### WHAT THE TASK REQUIRES
Repeat every record below exactly, omitting any pictures.

:::

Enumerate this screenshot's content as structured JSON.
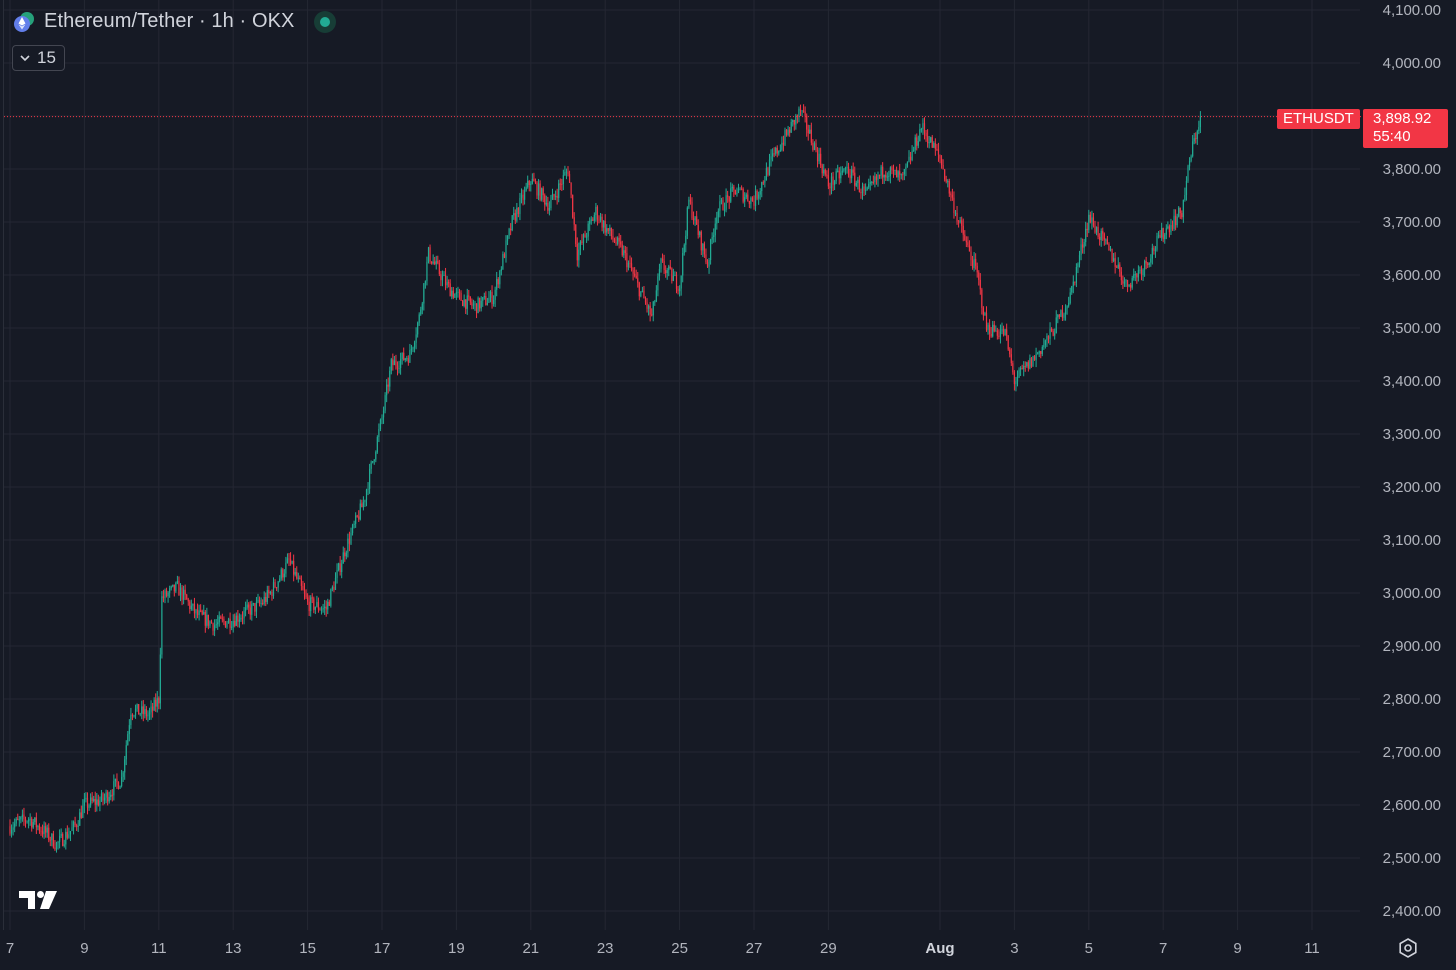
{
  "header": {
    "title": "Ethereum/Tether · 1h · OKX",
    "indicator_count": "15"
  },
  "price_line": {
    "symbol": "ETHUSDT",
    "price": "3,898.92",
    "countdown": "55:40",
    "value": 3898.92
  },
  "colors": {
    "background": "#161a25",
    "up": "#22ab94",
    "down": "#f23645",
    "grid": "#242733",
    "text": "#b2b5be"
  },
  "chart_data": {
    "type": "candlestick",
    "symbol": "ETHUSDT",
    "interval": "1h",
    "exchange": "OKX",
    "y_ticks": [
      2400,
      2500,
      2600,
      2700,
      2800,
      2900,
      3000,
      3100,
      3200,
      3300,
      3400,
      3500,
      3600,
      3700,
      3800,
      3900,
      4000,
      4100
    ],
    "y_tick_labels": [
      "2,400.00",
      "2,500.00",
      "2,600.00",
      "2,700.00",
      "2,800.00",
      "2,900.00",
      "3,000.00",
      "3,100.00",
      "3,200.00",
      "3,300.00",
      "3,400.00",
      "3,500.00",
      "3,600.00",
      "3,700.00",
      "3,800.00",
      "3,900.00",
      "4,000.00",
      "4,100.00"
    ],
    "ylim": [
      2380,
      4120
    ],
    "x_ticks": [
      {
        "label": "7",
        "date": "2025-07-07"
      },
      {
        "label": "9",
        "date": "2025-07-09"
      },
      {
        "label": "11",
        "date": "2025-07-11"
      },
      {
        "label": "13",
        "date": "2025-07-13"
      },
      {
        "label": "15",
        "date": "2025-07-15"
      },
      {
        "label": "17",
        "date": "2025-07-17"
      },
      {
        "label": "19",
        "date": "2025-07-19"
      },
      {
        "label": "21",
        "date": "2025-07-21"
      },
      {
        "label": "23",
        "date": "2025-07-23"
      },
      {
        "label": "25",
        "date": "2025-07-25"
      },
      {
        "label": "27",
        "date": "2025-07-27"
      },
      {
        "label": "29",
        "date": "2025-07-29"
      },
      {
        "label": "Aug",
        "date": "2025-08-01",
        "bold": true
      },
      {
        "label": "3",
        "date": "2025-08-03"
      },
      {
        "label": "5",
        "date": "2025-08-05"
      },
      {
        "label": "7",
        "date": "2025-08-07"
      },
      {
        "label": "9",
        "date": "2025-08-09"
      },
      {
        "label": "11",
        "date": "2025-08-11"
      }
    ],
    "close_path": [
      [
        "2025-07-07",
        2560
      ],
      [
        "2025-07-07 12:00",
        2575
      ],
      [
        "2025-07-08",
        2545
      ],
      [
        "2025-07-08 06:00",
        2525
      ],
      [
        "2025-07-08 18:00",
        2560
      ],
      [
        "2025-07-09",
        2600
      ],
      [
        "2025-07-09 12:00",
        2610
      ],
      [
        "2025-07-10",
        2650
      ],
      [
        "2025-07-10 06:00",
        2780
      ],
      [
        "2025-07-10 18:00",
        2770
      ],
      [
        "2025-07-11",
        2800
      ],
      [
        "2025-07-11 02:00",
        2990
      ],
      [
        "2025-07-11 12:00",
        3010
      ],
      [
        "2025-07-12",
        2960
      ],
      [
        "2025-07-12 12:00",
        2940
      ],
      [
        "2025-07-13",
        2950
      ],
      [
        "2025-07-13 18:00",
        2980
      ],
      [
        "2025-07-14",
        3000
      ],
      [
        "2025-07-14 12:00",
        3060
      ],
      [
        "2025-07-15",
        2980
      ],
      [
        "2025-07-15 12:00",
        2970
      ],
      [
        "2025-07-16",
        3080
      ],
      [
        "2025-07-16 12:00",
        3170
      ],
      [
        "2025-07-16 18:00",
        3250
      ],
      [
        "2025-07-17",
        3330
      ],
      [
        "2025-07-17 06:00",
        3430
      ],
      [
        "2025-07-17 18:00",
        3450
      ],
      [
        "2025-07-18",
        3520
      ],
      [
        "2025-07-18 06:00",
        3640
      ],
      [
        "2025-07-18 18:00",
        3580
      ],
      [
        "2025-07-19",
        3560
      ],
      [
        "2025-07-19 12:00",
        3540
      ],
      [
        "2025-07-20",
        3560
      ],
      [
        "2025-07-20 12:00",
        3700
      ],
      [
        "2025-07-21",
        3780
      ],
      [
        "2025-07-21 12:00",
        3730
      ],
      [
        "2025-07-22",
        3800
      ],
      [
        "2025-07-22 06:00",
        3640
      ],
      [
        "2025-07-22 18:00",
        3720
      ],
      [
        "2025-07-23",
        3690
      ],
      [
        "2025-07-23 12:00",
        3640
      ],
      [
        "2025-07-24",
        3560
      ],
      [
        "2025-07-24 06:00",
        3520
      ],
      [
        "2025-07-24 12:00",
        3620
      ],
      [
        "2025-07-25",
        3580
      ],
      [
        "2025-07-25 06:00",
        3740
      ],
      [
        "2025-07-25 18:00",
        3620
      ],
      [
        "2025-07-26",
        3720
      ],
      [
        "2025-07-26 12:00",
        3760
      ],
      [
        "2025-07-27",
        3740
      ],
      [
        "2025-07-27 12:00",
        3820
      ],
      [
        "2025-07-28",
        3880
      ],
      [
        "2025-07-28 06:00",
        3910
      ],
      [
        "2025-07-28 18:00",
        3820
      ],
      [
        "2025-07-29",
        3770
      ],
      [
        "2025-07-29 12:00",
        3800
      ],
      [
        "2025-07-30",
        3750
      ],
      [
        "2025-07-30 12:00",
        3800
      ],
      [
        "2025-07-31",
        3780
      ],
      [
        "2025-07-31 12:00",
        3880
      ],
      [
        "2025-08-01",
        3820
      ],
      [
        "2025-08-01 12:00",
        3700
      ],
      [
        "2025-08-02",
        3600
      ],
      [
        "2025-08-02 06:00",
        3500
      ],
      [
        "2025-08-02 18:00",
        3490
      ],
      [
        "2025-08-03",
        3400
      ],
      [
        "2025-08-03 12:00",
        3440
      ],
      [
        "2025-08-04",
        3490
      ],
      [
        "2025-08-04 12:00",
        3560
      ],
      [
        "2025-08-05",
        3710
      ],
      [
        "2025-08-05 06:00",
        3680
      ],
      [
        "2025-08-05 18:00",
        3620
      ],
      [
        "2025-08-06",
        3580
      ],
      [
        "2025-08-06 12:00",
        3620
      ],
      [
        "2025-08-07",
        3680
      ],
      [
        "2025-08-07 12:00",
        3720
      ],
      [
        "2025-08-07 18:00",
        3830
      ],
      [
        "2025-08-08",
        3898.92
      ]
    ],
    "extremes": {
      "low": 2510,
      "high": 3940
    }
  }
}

:::

### ANSWER TO THIS PROBLEM
Enumerate this screenshot's content as structured JSON.
{
  "header": {
    "title": "Ethereum/Tether · 1h · OKX",
    "indicator_count": "15"
  },
  "price_line": {
    "symbol": "ETHUSDT",
    "price": "3,898.92",
    "countdown": "55:40",
    "value": 3898.92
  },
  "colors": {
    "background": "#161a25",
    "up": "#22ab94",
    "down": "#f23645",
    "grid": "#242733",
    "text": "#b2b5be"
  },
  "chart_data": {
    "type": "candlestick",
    "symbol": "ETHUSDT",
    "interval": "1h",
    "exchange": "OKX",
    "y_ticks": [
      2400,
      2500,
      2600,
      2700,
      2800,
      2900,
      3000,
      3100,
      3200,
      3300,
      3400,
      3500,
      3600,
      3700,
      3800,
      3900,
      4000,
      4100
    ],
    "y_tick_labels": [
      "2,400.00",
      "2,500.00",
      "2,600.00",
      "2,700.00",
      "2,800.00",
      "2,900.00",
      "3,000.00",
      "3,100.00",
      "3,200.00",
      "3,300.00",
      "3,400.00",
      "3,500.00",
      "3,600.00",
      "3,700.00",
      "3,800.00",
      "3,900.00",
      "4,000.00",
      "4,100.00"
    ],
    "ylim": [
      2380,
      4120
    ],
    "x_ticks": [
      {
        "label": "7",
        "date": "2025-07-07"
      },
      {
        "label": "9",
        "date": "2025-07-09"
      },
      {
        "label": "11",
        "date": "2025-07-11"
      },
      {
        "label": "13",
        "date": "2025-07-13"
      },
      {
        "label": "15",
        "date": "2025-07-15"
      },
      {
        "label": "17",
        "date": "2025-07-17"
      },
      {
        "label": "19",
        "date": "2025-07-19"
      },
      {
        "label": "21",
        "date": "2025-07-21"
      },
      {
        "label": "23",
        "date": "2025-07-23"
      },
      {
        "label": "25",
        "date": "2025-07-25"
      },
      {
        "label": "27",
        "date": "2025-07-27"
      },
      {
        "label": "29",
        "date": "2025-07-29"
      },
      {
        "label": "Aug",
        "date": "2025-08-01",
        "bold": true
      },
      {
        "label": "3",
        "date": "2025-08-03"
      },
      {
        "label": "5",
        "date": "2025-08-05"
      },
      {
        "label": "7",
        "date": "2025-08-07"
      },
      {
        "label": "9",
        "date": "2025-08-09"
      },
      {
        "label": "11",
        "date": "2025-08-11"
      }
    ],
    "close_path": [
      [
        "2025-07-07",
        2560
      ],
      [
        "2025-07-07 12:00",
        2575
      ],
      [
        "2025-07-08",
        2545
      ],
      [
        "2025-07-08 06:00",
        2525
      ],
      [
        "2025-07-08 18:00",
        2560
      ],
      [
        "2025-07-09",
        2600
      ],
      [
        "2025-07-09 12:00",
        2610
      ],
      [
        "2025-07-10",
        2650
      ],
      [
        "2025-07-10 06:00",
        2780
      ],
      [
        "2025-07-10 18:00",
        2770
      ],
      [
        "2025-07-11",
        2800
      ],
      [
        "2025-07-11 02:00",
        2990
      ],
      [
        "2025-07-11 12:00",
        3010
      ],
      [
        "2025-07-12",
        2960
      ],
      [
        "2025-07-12 12:00",
        2940
      ],
      [
        "2025-07-13",
        2950
      ],
      [
        "2025-07-13 18:00",
        2980
      ],
      [
        "2025-07-14",
        3000
      ],
      [
        "2025-07-14 12:00",
        3060
      ],
      [
        "2025-07-15",
        2980
      ],
      [
        "2025-07-15 12:00",
        2970
      ],
      [
        "2025-07-16",
        3080
      ],
      [
        "2025-07-16 12:00",
        3170
      ],
      [
        "2025-07-16 18:00",
        3250
      ],
      [
        "2025-07-17",
        3330
      ],
      [
        "2025-07-17 06:00",
        3430
      ],
      [
        "2025-07-17 18:00",
        3450
      ],
      [
        "2025-07-18",
        3520
      ],
      [
        "2025-07-18 06:00",
        3640
      ],
      [
        "2025-07-18 18:00",
        3580
      ],
      [
        "2025-07-19",
        3560
      ],
      [
        "2025-07-19 12:00",
        3540
      ],
      [
        "2025-07-20",
        3560
      ],
      [
        "2025-07-20 12:00",
        3700
      ],
      [
        "2025-07-21",
        3780
      ],
      [
        "2025-07-21 12:00",
        3730
      ],
      [
        "2025-07-22",
        3800
      ],
      [
        "2025-07-22 06:00",
        3640
      ],
      [
        "2025-07-22 18:00",
        3720
      ],
      [
        "2025-07-23",
        3690
      ],
      [
        "2025-07-23 12:00",
        3640
      ],
      [
        "2025-07-24",
        3560
      ],
      [
        "2025-07-24 06:00",
        3520
      ],
      [
        "2025-07-24 12:00",
        3620
      ],
      [
        "2025-07-25",
        3580
      ],
      [
        "2025-07-25 06:00",
        3740
      ],
      [
        "2025-07-25 18:00",
        3620
      ],
      [
        "2025-07-26",
        3720
      ],
      [
        "2025-07-26 12:00",
        3760
      ],
      [
        "2025-07-27",
        3740
      ],
      [
        "2025-07-27 12:00",
        3820
      ],
      [
        "2025-07-28",
        3880
      ],
      [
        "2025-07-28 06:00",
        3910
      ],
      [
        "2025-07-28 18:00",
        3820
      ],
      [
        "2025-07-29",
        3770
      ],
      [
        "2025-07-29 12:00",
        3800
      ],
      [
        "2025-07-30",
        3750
      ],
      [
        "2025-07-30 12:00",
        3800
      ],
      [
        "2025-07-31",
        3780
      ],
      [
        "2025-07-31 12:00",
        3880
      ],
      [
        "2025-08-01",
        3820
      ],
      [
        "2025-08-01 12:00",
        3700
      ],
      [
        "2025-08-02",
        3600
      ],
      [
        "2025-08-02 06:00",
        3500
      ],
      [
        "2025-08-02 18:00",
        3490
      ],
      [
        "2025-08-03",
        3400
      ],
      [
        "2025-08-03 12:00",
        3440
      ],
      [
        "2025-08-04",
        3490
      ],
      [
        "2025-08-04 12:00",
        3560
      ],
      [
        "2025-08-05",
        3710
      ],
      [
        "2025-08-05 06:00",
        3680
      ],
      [
        "2025-08-05 18:00",
        3620
      ],
      [
        "2025-08-06",
        3580
      ],
      [
        "2025-08-06 12:00",
        3620
      ],
      [
        "2025-08-07",
        3680
      ],
      [
        "2025-08-07 12:00",
        3720
      ],
      [
        "2025-08-07 18:00",
        3830
      ],
      [
        "2025-08-08",
        3898.92
      ]
    ],
    "extremes": {
      "low": 2510,
      "high": 3940
    }
  }
}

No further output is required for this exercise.